* **Data lines**:
++++++
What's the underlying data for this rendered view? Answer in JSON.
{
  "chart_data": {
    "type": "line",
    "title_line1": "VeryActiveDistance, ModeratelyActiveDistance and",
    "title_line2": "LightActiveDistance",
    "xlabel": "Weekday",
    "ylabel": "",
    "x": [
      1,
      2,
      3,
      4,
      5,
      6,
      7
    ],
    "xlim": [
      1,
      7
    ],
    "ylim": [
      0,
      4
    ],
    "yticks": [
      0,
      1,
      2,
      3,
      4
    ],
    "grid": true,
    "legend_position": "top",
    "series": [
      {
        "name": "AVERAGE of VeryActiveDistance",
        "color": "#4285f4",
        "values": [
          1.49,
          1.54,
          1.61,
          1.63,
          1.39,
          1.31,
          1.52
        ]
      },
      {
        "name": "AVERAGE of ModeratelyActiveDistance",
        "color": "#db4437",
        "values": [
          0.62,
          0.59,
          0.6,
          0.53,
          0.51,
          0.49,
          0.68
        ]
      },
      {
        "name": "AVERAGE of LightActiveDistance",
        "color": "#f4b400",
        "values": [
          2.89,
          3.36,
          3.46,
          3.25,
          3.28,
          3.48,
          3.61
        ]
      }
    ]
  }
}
++++++
* **Stated goal**:
Using the listing above, show each line holding the string "AVERAGE".

* **Reply to the exercise**:
        "name": "AVERAGE of VeryActiveDistance",
        "name": "AVERAGE of ModeratelyActiveDistance",
        "name": "AVERAGE of LightActiveDistance",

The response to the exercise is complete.